### [What you are asked to do]
Find each line holding the word "InstanceID" and give the number of such lines, nothing else.

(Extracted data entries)
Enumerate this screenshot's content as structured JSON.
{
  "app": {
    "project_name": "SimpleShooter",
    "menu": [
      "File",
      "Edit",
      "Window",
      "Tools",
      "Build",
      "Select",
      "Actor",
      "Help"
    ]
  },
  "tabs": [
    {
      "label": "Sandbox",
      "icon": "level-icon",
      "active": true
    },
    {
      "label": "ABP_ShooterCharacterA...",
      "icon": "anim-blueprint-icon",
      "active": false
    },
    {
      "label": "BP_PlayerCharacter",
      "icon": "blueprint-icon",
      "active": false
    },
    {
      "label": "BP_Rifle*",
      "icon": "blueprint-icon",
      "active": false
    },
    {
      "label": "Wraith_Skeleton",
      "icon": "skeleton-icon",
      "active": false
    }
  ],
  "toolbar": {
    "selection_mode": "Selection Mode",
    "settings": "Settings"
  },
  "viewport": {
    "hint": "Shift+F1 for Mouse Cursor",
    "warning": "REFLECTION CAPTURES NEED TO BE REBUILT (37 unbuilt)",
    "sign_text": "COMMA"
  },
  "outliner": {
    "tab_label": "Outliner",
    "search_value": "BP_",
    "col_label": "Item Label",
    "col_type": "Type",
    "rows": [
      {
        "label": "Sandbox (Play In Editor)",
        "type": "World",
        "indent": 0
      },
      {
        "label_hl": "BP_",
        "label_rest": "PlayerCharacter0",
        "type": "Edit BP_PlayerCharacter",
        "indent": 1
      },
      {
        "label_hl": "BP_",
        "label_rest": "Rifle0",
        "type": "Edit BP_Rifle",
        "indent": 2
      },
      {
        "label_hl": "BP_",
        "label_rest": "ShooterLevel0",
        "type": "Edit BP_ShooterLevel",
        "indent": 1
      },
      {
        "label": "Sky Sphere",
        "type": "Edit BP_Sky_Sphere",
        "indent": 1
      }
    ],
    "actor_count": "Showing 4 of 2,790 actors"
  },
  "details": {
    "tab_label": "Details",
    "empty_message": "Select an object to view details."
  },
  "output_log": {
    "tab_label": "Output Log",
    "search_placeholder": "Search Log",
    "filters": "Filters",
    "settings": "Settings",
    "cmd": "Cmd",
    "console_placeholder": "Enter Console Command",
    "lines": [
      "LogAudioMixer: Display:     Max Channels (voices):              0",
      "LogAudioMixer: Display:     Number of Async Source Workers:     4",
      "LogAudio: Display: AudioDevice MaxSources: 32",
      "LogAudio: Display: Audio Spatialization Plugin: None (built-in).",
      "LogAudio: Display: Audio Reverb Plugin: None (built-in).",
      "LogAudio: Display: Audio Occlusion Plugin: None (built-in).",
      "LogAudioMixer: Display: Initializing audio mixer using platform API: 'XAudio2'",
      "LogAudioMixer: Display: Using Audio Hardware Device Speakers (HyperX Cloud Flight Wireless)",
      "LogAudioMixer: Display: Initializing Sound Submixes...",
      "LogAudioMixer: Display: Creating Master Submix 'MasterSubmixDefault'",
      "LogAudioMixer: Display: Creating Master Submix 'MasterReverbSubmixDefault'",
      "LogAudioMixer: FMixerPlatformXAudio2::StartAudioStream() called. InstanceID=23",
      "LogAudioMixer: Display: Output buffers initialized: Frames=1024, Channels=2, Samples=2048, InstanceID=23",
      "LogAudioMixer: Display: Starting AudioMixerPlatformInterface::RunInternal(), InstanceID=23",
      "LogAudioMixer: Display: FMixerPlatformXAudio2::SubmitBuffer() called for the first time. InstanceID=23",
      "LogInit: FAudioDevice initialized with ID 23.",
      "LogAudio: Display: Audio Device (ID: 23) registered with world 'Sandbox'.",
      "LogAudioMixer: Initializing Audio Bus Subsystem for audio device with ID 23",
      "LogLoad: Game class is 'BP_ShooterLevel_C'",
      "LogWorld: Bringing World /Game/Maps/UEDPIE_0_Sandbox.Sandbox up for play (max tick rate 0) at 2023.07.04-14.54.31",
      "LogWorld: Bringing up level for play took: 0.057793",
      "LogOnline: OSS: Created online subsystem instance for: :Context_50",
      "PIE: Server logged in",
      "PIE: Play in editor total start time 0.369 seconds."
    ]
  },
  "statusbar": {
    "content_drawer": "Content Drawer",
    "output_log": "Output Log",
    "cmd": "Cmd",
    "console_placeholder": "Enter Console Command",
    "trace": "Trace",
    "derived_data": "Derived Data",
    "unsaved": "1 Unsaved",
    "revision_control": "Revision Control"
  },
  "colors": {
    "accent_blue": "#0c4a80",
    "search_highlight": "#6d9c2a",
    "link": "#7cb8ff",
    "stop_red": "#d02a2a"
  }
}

### [Written response]
4